=== SHORT PROBLEM ===
Your task is to repeat all of the material exactly.
────────────────
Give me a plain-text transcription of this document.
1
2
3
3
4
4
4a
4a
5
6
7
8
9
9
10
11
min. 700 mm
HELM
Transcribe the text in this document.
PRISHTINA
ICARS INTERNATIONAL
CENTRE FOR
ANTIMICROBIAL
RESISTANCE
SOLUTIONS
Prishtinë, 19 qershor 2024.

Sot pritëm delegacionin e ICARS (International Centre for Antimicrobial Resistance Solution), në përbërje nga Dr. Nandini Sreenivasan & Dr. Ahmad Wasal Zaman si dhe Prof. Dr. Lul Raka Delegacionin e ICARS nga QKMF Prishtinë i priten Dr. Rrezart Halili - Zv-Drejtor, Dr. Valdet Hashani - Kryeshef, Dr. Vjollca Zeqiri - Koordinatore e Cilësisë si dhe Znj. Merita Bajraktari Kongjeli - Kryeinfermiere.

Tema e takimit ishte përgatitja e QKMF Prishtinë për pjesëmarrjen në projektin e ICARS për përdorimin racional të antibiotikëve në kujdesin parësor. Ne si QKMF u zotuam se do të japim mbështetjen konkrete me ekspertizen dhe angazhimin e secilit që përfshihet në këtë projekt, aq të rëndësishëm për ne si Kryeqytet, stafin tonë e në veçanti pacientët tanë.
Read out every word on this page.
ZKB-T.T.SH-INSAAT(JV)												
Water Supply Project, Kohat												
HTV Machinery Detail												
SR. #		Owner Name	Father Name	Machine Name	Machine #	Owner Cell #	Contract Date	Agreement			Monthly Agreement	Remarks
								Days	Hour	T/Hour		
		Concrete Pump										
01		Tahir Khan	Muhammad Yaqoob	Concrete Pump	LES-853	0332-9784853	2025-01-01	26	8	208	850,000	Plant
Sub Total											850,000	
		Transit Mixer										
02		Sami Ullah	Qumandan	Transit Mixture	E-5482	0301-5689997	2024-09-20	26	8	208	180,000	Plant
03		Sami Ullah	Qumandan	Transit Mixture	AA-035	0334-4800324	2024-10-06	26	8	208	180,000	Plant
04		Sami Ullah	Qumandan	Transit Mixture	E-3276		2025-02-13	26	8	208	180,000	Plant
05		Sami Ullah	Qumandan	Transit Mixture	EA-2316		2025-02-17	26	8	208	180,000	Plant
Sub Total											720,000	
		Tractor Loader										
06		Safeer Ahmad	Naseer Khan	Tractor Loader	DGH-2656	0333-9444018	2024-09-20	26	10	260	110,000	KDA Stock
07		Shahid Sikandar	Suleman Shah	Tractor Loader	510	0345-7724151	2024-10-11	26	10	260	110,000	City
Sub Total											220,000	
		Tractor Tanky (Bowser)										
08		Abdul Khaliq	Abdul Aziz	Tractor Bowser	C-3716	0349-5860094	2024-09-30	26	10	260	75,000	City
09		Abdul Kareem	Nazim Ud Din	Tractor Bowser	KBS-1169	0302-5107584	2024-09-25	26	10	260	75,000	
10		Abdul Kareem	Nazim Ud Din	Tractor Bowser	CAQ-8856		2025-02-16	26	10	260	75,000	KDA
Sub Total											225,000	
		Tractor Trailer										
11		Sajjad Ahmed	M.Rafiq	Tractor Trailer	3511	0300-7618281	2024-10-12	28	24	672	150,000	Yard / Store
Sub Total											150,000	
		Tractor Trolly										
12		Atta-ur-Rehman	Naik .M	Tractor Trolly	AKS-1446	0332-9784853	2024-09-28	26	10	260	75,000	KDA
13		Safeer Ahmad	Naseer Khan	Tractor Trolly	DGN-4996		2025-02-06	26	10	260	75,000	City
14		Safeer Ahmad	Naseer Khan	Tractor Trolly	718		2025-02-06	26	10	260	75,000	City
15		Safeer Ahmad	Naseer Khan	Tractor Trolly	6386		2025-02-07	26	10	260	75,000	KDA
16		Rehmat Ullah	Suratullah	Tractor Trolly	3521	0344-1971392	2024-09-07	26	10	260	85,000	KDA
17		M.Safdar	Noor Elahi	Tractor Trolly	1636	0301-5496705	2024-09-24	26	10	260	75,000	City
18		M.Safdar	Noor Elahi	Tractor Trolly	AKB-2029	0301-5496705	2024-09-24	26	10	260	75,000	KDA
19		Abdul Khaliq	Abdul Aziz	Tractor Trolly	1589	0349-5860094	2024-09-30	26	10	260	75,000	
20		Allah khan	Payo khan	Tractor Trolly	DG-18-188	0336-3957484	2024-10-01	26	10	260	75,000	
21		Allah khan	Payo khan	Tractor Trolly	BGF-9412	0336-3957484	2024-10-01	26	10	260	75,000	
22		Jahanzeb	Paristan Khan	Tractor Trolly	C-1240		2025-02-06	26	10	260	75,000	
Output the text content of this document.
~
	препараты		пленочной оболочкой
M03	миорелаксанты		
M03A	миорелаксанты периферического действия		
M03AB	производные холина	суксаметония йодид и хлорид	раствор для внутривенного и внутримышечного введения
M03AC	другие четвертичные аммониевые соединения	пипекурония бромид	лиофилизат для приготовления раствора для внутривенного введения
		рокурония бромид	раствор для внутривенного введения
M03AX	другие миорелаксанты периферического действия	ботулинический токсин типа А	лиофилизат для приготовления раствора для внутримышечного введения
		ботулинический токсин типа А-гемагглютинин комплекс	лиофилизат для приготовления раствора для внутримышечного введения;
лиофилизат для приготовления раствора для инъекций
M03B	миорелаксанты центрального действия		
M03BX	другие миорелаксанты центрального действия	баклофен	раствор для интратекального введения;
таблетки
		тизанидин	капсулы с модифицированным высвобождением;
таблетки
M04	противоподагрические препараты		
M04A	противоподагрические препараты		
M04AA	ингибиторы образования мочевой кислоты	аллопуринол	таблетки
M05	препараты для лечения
────────────────
=== RESULT OF THIS TASK ===
Give me a plain-text transcription of this document.
1
2
3
3
4
4
4a
4a
5
6
7
8
9
9
10
11
min. 700 mm
HELM
Transcribe the text in this document.
PRISHTINA
ICARS INTERNATIONAL
CENTRE FOR
ANTIMICROBIAL
RESISTANCE
SOLUTIONS
Prishtinë, 19 qershor 2024.

Sot pritëm delegacionin e ICARS (International Centre for Antimicrobial Resistance Solution), në përbërje nga Dr. Nandini Sreenivasan & Dr. Ahmad Wasal Zaman si dhe Prof. Dr. Lul Raka Delegacionin e ICARS nga QKMF Prishtinë i priten Dr. Rrezart Halili - Zv-Drejtor, Dr. Valdet Hashani - Kryeshef, Dr. Vjollca Zeqiri - Koordinatore e Cilësisë si dhe Znj. Merita Bajraktari Kongjeli - Kryeinfermiere.

Tema e takimit ishte përgatitja e QKMF Prishtinë për pjesëmarrjen në projektin e ICARS për përdorimin racional të antibiotikëve në kujdesin parësor. Ne si QKMF u zotuam se do të japim mbështetjen konkrete me ekspertizen dhe angazhimin e secilit që përfshihet në këtë projekt, aq të rëndësishëm për ne si Kryeqytet, stafin tonë e në veçanti pacientët tanë.
Read out every word on this page.
ZKB-T.T.SH-INSAAT(JV)												
Water Supply Project, Kohat												
HTV Machinery Detail												
SR. #		Owner Name	Father Name	Machine Name	Machine #	Owner Cell #	Contract Date	Agreement			Monthly Agreement	Remarks
								Days	Hour	T/Hour		
		Concrete Pump										
01		Tahir Khan	Muhammad Yaqoob	Concrete Pump	LES-853	0332-9784853	2025-01-01	26	8	208	850,000	Plant
Sub Total											850,000	
		Transit Mixer										
02		Sami Ullah	Qumandan	Transit Mixture	E-5482	0301-5689997	2024-09-20	26	8	208	180,000	Plant
03		Sami Ullah	Qumandan	Transit Mixture	AA-035	0334-4800324	2024-10-06	26	8	208	180,000	Plant
04		Sami Ullah	Qumandan	Transit Mixture	E-3276		2025-02-13	26	8	208	180,000	Plant
05		Sami Ullah	Qumandan	Transit Mixture	EA-2316		2025-02-17	26	8	208	180,000	Plant
Sub Total											720,000	
		Tractor Loader										
06		Safeer Ahmad	Naseer Khan	Tractor Loader	DGH-2656	0333-9444018	2024-09-20	26	10	260	110,000	KDA Stock
07		Shahid Sikandar	Suleman Shah	Tractor Loader	510	0345-7724151	2024-10-11	26	10	260	110,000	City
Sub Total											220,000	
		Tractor Tanky (Bowser)										
08		Abdul Khaliq	Abdul Aziz	Tractor Bowser	C-3716	0349-5860094	2024-09-30	26	10	260	75,000	City
09		Abdul Kareem	Nazim Ud Din	Tractor Bowser	KBS-1169	0302-5107584	2024-09-25	26	10	260	75,000	
10		Abdul Kareem	Nazim Ud Din	Tractor Bowser	CAQ-8856		2025-02-16	26	10	260	75,000	KDA
Sub Total											225,000	
		Tractor Trailer										
11		Sajjad Ahmed	M.Rafiq	Tractor Trailer	3511	0300-7618281	2024-10-12	28	24	672	150,000	Yard / Store
Sub Total											150,000	
		Tractor Trolly										
12		Atta-ur-Rehman	Naik .M	Tractor Trolly	AKS-1446	0332-9784853	2024-09-28	26	10	260	75,000	KDA
13		Safeer Ahmad	Naseer Khan	Tractor Trolly	DGN-4996		2025-02-06	26	10	260	75,000	City
14		Safeer Ahmad	Naseer Khan	Tractor Trolly	718		2025-02-06	26	10	260	75,000	City
15		Safeer Ahmad	Naseer Khan	Tractor Trolly	6386		2025-02-07	26	10	260	75,000	KDA
16		Rehmat Ullah	Suratullah	Tractor Trolly	3521	0344-1971392	2024-09-07	26	10	260	85,000	KDA
17		M.Safdar	Noor Elahi	Tractor Trolly	1636	0301-5496705	2024-09-24	26	10	260	75,000	City
18		M.Safdar	Noor Elahi	Tractor Trolly	AKB-2029	0301-5496705	2024-09-24	26	10	260	75,000	KDA
19		Abdul Khaliq	Abdul Aziz	Tractor Trolly	1589	0349-5860094	2024-09-30	26	10	260	75,000	
20		Allah khan	Payo khan	Tractor Trolly	DG-18-188	0336-3957484	2024-10-01	26	10	260	75,000	
21		Allah khan	Payo khan	Tractor Trolly	BGF-9412	0336-3957484	2024-10-01	26	10	260	75,000	
22		Jahanzeb	Paristan Khan	Tractor Trolly	C-1240		2025-02-06	26	10	260	75,000	
Output the text content of this document.
~
	препараты		пленочной оболочкой
M03	миорелаксанты		
M03A	миорелаксанты периферического действия		
M03AB	производные холина	суксаметония йодид и хлорид	раствор для внутривенного и внутримышечного введения
M03AC	другие четвертичные аммониевые соединения	пипекурония бромид	лиофилизат для приготовления раствора для внутривенного введения
		рокурония бромид	раствор для внутривенного введения
M03AX	другие миорелаксанты периферического действия	ботулинический токсин типа А	лиофилизат для приготовления раствора для внутримышечного введения
		ботулинический токсин типа А-гемагглютинин комплекс	лиофилизат для приготовления раствора для внутримышечного введения;
лиофилизат для приготовления раствора для инъекций
M03B	миорелаксанты центрального действия		
M03BX	другие миорелаксанты центрального действия	баклофен	раствор для интратекального введения;
таблетки
		тизанидин	капсулы с модифицированным высвобождением;
таблетки
M04	противоподагрические препараты		
M04A	противоподагрические препараты		
M04AA	ингибиторы образования мочевой кислоты	аллопуринол	таблетки
M05	препараты для лечения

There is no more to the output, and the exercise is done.